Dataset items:

--*--

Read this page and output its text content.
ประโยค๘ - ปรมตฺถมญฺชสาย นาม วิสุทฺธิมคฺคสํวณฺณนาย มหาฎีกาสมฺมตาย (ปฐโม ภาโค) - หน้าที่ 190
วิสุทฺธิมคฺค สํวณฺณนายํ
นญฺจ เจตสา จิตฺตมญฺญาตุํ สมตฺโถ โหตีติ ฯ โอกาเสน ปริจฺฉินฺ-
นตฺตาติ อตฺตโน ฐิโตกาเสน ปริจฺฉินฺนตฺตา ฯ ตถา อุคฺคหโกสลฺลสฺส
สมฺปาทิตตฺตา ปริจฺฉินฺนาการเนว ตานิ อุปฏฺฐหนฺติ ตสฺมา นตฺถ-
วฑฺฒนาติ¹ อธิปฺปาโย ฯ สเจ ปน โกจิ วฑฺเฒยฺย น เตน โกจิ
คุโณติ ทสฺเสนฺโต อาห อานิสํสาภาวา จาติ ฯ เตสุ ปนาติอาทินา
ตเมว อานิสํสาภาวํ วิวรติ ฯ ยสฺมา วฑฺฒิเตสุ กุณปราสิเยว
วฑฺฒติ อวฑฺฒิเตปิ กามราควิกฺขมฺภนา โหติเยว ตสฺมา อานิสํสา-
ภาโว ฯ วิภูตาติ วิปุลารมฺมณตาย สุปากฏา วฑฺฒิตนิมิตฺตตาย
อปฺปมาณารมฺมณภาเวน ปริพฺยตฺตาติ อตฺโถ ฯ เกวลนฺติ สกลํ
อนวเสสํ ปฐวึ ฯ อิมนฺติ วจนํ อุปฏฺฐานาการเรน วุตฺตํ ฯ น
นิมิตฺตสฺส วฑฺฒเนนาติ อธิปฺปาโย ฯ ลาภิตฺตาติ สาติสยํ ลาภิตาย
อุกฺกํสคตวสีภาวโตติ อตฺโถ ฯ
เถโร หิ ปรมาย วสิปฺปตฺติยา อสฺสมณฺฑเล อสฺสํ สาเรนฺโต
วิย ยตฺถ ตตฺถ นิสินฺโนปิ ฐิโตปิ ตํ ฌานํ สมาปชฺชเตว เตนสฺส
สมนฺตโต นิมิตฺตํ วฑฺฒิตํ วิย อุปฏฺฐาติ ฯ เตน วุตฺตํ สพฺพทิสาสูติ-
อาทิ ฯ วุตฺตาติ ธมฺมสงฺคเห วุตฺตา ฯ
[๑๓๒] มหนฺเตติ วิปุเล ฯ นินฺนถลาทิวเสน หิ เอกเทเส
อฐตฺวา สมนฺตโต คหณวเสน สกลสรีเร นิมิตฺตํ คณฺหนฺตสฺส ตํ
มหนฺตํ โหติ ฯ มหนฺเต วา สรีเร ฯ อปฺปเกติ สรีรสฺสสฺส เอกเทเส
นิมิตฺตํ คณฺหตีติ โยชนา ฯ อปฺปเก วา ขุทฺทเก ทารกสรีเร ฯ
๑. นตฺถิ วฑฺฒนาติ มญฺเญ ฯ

--*--

--- GIVEN REQUEST ---
Identify each line in the entries with the word "เอกเทเส" and copy it.

--- ANSWER TO THIS PROBLEM ---
[๑๓๒] มหนฺเตติ วิปุเล ฯ นินฺนถลาทิวเสน หิ เอกเทเส
มหนฺตํ โหติ ฯ มหนฺเต วา สรีเร ฯ อปฺปเกติ สรีรสฺสสฺส เอกเทเส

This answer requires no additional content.